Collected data

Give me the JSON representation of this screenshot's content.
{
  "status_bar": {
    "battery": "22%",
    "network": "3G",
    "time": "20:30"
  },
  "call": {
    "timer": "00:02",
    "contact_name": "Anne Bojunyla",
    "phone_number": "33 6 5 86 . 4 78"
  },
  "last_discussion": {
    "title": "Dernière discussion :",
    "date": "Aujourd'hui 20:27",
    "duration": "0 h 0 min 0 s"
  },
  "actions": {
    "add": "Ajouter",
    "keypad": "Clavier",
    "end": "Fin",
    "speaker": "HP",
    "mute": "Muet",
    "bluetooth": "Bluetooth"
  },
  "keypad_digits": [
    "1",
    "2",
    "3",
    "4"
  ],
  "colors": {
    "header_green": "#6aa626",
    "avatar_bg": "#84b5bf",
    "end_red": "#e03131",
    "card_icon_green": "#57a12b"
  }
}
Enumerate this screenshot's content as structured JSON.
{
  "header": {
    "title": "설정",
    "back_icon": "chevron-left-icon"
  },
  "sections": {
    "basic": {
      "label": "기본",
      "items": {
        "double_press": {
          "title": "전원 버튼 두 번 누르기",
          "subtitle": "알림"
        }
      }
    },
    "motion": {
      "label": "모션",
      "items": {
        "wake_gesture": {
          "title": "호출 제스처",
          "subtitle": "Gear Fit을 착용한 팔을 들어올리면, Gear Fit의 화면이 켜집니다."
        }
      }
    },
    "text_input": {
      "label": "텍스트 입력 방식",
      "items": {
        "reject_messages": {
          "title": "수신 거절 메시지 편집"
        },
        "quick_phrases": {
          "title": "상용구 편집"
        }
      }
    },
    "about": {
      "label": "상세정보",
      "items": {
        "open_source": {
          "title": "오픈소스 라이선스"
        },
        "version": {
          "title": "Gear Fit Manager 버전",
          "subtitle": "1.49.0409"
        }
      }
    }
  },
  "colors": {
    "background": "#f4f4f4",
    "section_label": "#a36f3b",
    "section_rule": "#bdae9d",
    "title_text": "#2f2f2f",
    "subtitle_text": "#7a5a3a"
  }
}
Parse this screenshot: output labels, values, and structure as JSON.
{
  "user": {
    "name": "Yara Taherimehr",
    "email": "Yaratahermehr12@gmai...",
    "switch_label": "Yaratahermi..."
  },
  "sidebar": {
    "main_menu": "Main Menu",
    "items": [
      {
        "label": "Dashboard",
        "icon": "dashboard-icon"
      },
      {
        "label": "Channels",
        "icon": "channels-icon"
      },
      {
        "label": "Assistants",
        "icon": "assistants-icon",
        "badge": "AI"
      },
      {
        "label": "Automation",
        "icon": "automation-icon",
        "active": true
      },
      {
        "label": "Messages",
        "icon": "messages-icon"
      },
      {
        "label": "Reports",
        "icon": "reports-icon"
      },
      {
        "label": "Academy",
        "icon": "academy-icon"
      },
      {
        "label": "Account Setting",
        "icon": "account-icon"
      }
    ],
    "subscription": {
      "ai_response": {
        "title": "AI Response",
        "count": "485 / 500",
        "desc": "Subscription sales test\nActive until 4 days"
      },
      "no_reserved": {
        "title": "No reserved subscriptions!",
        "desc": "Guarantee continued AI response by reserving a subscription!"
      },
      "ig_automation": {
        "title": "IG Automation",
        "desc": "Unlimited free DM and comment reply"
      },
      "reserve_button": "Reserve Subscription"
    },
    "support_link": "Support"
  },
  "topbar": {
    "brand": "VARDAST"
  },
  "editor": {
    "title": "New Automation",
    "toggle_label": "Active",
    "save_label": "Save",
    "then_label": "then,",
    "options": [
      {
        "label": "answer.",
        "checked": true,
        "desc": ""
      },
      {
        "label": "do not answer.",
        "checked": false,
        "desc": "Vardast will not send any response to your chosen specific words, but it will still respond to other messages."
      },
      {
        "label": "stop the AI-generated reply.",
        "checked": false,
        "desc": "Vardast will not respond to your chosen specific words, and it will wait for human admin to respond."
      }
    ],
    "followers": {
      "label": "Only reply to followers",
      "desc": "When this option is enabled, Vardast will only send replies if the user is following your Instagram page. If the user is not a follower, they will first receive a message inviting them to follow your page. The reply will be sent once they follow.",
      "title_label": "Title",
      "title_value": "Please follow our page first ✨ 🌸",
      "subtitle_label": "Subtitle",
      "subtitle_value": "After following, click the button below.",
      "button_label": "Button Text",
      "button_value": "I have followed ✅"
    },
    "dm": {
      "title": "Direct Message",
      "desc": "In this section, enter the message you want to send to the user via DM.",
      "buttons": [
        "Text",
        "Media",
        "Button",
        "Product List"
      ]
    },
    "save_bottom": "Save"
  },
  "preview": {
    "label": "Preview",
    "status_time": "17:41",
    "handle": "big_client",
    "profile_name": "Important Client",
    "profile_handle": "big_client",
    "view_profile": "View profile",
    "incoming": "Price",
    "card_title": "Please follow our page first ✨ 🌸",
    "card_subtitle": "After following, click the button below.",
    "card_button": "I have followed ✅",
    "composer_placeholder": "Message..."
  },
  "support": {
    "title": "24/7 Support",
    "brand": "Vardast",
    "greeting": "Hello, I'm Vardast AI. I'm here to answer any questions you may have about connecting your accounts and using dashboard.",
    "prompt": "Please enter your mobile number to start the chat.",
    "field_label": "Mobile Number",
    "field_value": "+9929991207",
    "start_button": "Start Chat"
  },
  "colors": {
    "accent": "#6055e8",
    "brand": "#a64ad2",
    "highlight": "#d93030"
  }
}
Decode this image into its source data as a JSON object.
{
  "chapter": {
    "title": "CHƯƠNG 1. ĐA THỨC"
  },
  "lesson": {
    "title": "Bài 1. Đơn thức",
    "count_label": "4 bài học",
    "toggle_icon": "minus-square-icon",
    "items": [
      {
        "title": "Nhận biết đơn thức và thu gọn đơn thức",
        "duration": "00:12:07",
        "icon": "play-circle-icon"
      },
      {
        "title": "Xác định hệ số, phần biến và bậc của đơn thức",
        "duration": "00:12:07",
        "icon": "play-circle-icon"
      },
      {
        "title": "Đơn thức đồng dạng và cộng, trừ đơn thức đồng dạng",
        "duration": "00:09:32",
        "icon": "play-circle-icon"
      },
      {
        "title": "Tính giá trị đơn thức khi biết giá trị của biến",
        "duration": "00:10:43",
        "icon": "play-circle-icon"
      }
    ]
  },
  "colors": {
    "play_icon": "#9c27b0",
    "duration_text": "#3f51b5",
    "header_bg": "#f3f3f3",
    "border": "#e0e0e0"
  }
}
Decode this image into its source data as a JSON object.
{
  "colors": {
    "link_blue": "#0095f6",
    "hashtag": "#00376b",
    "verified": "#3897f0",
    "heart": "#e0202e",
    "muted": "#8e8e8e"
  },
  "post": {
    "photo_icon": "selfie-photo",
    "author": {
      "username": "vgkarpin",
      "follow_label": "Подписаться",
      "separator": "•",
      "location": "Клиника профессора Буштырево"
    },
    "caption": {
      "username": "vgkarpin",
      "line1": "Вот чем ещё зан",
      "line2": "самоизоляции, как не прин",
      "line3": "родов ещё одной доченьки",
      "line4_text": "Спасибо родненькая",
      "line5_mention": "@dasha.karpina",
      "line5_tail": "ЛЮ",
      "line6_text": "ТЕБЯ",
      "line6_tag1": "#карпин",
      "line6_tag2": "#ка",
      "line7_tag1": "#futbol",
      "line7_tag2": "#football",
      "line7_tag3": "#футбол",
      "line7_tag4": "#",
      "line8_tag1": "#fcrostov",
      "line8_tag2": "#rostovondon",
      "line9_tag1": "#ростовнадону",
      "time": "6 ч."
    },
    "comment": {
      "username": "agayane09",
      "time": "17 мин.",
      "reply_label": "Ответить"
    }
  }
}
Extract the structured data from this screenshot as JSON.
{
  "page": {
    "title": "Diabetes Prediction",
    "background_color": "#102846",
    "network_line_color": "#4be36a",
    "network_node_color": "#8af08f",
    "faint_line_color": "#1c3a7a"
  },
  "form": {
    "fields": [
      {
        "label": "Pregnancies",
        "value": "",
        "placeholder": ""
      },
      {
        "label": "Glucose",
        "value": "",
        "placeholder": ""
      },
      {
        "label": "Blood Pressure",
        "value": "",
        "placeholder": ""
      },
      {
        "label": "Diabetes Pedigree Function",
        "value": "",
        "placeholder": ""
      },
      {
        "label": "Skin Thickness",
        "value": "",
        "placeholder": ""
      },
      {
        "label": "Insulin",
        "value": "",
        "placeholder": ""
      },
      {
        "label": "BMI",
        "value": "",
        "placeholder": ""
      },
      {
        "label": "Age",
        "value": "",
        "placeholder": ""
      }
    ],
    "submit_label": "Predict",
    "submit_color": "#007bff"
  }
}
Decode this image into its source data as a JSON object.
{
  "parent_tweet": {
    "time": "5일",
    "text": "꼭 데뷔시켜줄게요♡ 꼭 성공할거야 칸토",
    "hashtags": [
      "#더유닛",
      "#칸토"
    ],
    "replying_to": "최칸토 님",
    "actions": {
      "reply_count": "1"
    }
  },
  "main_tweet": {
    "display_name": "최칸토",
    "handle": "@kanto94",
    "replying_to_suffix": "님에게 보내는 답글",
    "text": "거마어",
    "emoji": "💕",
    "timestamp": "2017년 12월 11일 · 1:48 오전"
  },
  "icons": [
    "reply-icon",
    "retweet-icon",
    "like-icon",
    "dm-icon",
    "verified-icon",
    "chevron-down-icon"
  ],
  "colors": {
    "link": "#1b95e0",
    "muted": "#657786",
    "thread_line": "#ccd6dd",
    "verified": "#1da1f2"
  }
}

#### Aim:
Select the lines in this material that hold the word "enter", leaving none out.

#### Solution for this task:
      "desc": "In this section, enter the message you want to send to the user via DM.",
    "prompt": "Please enter your mobile number to start the chat.",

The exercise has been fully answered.